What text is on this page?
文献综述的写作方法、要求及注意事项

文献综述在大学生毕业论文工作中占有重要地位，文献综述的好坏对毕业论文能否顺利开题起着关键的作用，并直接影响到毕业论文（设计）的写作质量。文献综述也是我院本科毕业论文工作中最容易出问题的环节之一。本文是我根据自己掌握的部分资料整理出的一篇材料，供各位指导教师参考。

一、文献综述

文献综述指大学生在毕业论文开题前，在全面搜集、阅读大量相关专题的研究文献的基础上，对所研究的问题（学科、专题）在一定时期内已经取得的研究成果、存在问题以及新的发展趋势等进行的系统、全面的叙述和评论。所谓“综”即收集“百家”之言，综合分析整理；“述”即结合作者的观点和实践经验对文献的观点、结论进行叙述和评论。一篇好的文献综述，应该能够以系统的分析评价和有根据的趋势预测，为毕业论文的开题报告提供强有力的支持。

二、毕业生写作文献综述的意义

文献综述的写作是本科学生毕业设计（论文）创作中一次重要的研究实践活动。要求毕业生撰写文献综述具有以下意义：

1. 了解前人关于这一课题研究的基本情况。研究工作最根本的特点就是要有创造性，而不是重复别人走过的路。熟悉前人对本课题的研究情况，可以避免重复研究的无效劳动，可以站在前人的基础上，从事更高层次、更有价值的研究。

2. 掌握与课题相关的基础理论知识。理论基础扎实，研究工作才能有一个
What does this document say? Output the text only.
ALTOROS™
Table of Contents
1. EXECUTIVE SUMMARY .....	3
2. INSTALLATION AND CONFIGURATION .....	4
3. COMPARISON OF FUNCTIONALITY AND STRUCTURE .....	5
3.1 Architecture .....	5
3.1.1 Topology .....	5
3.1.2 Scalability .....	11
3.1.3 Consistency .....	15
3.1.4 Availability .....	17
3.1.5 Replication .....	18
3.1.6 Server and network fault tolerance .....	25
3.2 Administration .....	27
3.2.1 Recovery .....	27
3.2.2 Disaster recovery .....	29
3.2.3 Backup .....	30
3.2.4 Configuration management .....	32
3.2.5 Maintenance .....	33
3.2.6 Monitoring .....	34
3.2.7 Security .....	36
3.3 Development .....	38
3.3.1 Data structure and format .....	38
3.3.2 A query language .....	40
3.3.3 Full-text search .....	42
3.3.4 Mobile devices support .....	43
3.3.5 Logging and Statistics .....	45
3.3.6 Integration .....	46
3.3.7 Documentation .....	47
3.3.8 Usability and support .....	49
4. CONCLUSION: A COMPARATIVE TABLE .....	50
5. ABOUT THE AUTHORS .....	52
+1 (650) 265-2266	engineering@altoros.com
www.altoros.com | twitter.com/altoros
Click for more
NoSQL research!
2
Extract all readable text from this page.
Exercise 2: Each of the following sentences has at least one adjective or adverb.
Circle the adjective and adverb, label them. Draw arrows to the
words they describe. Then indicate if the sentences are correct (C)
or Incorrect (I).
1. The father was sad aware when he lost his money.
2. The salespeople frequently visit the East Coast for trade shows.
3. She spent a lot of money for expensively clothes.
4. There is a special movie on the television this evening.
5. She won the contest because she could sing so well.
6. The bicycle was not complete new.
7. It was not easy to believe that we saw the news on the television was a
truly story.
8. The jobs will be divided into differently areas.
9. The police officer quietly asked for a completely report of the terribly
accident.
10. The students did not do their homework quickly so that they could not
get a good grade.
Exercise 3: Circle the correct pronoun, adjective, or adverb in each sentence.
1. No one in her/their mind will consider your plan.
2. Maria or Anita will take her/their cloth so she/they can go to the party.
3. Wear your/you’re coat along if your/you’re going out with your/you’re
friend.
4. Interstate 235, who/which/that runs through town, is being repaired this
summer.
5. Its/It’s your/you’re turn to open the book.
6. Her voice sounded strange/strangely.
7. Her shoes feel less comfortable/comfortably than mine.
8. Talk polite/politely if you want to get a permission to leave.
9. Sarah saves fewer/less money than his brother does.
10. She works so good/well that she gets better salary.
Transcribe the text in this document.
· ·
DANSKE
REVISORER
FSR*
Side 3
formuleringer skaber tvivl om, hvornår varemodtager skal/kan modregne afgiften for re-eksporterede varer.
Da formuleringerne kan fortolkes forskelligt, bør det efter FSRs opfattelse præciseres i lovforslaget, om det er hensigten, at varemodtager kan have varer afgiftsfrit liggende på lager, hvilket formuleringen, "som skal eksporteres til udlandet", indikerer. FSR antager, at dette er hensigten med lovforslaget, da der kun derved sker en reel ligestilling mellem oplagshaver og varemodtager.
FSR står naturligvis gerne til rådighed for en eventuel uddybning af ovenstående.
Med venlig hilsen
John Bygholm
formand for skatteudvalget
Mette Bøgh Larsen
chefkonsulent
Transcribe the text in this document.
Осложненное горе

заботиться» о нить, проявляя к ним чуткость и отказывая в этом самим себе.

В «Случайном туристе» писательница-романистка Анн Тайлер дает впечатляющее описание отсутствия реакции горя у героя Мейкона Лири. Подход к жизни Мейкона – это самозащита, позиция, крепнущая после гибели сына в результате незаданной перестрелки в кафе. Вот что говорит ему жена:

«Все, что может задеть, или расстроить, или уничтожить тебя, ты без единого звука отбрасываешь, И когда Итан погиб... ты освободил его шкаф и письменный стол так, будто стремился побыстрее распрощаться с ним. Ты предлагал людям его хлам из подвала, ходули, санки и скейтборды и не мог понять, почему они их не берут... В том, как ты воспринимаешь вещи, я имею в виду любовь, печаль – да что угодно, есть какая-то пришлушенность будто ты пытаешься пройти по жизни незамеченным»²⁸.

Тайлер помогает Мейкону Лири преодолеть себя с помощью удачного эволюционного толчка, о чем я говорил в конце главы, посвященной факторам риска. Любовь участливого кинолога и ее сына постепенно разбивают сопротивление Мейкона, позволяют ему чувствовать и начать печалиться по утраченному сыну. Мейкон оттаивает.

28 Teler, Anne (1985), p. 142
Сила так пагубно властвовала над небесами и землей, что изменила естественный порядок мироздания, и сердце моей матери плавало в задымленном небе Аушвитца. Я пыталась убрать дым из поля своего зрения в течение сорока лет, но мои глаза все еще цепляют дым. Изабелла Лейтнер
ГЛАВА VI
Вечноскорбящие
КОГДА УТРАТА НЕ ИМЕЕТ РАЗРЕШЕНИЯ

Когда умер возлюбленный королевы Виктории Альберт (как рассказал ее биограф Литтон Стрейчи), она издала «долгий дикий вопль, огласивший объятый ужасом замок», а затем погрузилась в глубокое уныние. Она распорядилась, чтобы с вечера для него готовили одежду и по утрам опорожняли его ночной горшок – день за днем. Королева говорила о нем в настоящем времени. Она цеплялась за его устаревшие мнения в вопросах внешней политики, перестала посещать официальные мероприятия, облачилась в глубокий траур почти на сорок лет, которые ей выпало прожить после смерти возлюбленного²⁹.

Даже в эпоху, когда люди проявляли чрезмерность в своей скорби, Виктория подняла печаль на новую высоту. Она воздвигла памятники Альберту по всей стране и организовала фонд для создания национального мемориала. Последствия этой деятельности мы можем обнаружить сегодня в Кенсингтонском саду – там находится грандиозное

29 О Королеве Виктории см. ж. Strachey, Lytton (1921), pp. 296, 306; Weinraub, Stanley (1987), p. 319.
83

#### What needs to be done
Only the count is wanted: report how many lines of the material above hold the word "does".

#### Finished answer
2